About this task: Pick up the passage below on deductive and inductive knowledge and continue it from its last sentence.

Exercise passage:
*** Block opens ***
Mathematical knowledge is deductive. When a mathematician proves a theorem, they construct a valid deductive argument from axioms — premises accepted as the foundation of the system — to the theorem as conclusion. Once proven, a mathematical theorem is certain in the strongest sense possible: given the axioms, the theorem must be true. This is why 2 + 2 = 4 is not a matter of opinion, and why no amount of new empirical evidence could ever refute it. It is not an empirical claim about the world; it is a logical consequence of the definitions and axioms of arithmetic.
Scientific knowledge is primarily inductive. A scientific law — Newton's law of gravitation, the germ theory of disease, the theory of evolution by natural selection — is an inductive generalisation from observed evidence. This means scientific knowledge is always, in principle, provisional. No amount of confirming evidence makes a scientific theory certain. The black swan can always appear. Einstein's general relativity did not refute Newton's gravity because Newton was lying; it revealed that Newton's theory was an excellent inductive approximation for most conditions, which broke down at relativistic speeds and scales.
This is not a weakness of science — it is what makes science progressive. A theory that can be overturned by new evidence is one that is genuinely attempting to describe the world, rather than merely elaborating logical consequences of its own assumptions. But it does mean that when you say "science has proven X," you are being imprecise in a philosophically important way. Science has provided very strong inductive evidence for X. The difference matters.
The Theory of Knowledge connection
For students studying IB Theory of Knowledge, the deductive/inductive distinction maps directly onto several of TOK's central questions. How do different Areas of Knowledge establish their claims? What kinds of certainty are available in mathematics versus the natural sciences? What is the relationship between evidence and knowledge?
*** Block closes ***
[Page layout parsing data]
*** Block opens ***
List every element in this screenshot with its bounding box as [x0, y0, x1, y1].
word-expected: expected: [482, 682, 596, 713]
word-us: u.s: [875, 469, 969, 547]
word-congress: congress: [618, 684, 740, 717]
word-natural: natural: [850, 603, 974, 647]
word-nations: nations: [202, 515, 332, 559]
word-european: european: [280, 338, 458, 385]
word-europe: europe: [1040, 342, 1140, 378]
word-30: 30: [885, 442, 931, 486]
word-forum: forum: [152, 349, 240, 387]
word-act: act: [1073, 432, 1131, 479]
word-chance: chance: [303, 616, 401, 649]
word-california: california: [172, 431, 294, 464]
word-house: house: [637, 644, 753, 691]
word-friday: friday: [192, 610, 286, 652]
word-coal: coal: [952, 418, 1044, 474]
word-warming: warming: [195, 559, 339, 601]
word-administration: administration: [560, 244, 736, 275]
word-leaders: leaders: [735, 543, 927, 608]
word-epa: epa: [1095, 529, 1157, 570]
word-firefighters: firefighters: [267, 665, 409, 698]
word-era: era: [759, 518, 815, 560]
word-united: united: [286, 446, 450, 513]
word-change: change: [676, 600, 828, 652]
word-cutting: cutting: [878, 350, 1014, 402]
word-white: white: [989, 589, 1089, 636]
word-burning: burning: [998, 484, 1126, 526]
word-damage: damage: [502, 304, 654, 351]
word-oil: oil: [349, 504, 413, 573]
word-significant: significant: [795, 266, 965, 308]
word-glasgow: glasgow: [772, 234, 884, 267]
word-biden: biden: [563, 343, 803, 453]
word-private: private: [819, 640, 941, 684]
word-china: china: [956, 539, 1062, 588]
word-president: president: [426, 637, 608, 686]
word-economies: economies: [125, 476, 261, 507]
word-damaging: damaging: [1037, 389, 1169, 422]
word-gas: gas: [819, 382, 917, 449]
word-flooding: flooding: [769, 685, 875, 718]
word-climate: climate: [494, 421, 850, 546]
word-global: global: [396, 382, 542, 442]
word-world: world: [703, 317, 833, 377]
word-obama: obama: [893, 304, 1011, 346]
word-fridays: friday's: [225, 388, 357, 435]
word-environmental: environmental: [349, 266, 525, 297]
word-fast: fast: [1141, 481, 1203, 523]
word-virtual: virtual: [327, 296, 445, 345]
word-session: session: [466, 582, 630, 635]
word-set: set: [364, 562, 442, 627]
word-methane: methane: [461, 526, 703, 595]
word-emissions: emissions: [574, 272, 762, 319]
*** Block closes ***
Answer space:
TOK asks students to reflect on the "methods" of different disciplines. The core insight this article provides is that those methods differ in their logical structure — and that difference determines what kind of certainty each discipline can offer. Mathematics proves its conclusions deductively and achieves a kind of necessity that science, for all its power, cannot match. Science reasons inductively from evidence and achieves a kind of breadth and applicability that pure mathematics, for all its rigour, cannot reach on its own. Both are genuine forms of knowledge; they are simply different kinds.
Connecting to the rest of this package
In Article A3, you will take the concepts from A1 and A2 and combine them into a complete evaluative toolkit. An argument is not simply deductive or inductive — it is also valid or invalid (if deductive), or strong or weak (if inductive), and sound or unsound (depending on whether the premises are actually true). These are the terms that allow you to say not just what kind of argument you have, but whether it is a good one. That is the final step in equipping yourself to evaluate any philosophical argument you encounter.
And beyond this package, the problem of induction — Hume's challenge — will surface again in Package B (Epistemology), where it connects to broader questions about the nature and limits of human knowledge. Hume's conclusion that inductive reasoning cannot be rationally justified is not just a result about logic; it is one of the most radical claims in the history of epistemology. When you arrive at Package B and ask "What can we know?", you will find that Hume's shadow has arrived before you.